## Assignment:
The data below calls for an exact copy.

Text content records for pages
--------

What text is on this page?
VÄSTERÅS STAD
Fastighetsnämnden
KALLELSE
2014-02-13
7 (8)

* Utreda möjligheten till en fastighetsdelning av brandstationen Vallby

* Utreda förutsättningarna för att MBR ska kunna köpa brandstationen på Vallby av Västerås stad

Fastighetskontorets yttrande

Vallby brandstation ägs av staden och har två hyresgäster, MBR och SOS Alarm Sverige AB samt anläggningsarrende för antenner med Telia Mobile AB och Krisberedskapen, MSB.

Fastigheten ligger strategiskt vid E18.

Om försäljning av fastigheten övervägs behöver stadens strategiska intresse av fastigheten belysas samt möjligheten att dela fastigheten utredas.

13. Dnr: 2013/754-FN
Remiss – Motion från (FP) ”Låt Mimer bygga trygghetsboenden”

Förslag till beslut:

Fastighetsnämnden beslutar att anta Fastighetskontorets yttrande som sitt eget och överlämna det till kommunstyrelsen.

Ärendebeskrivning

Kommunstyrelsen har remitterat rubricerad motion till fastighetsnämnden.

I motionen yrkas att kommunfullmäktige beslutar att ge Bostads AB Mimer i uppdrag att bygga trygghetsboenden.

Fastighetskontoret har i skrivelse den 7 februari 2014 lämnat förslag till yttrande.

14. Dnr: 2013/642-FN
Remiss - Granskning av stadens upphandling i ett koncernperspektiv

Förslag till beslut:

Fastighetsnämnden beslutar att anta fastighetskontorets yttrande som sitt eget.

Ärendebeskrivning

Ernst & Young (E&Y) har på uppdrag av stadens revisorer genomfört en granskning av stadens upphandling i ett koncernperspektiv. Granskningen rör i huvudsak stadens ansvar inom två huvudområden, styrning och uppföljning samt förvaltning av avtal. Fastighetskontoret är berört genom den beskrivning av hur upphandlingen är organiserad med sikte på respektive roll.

--------

## Task solution:
What text is on this page?
VÄSTERÅS STAD
Fastighetsnämnden
KALLELSE
2014-02-13
7 (8)

* Utreda möjligheten till en fastighetsdelning av brandstationen Vallby

* Utreda förutsättningarna för att MBR ska kunna köpa brandstationen på Vallby av Västerås stad

Fastighetskontorets yttrande

Vallby brandstation ägs av staden och har två hyresgäster, MBR och SOS Alarm Sverige AB samt anläggningsarrende för antenner med Telia Mobile AB och Krisberedskapen, MSB.

Fastigheten ligger strategiskt vid E18.

Om försäljning av fastigheten övervägs behöver stadens strategiska intresse av fastigheten belysas samt möjligheten att dela fastigheten utredas.

13. Dnr: 2013/754-FN
Remiss – Motion från (FP) ”Låt Mimer bygga trygghetsboenden”

Förslag till beslut:

Fastighetsnämnden beslutar att anta Fastighetskontorets yttrande som sitt eget och överlämna det till kommunstyrelsen.

Ärendebeskrivning

Kommunstyrelsen har remitterat rubricerad motion till fastighetsnämnden.

I motionen yrkas att kommunfullmäktige beslutar att ge Bostads AB Mimer i uppdrag att bygga trygghetsboenden.

Fastighetskontoret har i skrivelse den 7 februari 2014 lämnat förslag till yttrande.

14. Dnr: 2013/642-FN
Remiss - Granskning av stadens upphandling i ett koncernperspektiv

Förslag till beslut:

Fastighetsnämnden beslutar att anta fastighetskontorets yttrande som sitt eget.

Ärendebeskrivning

Ernst & Young (E&Y) har på uppdrag av stadens revisorer genomfört en granskning av stadens upphandling i ett koncernperspektiv. Granskningen rör i huvudsak stadens ansvar inom två huvudområden, styrning och uppföljning samt förvaltning av avtal. Fastighetskontoret är berört genom den beskrivning av hur upphandlingen är organiserad med sikte på respektive roll.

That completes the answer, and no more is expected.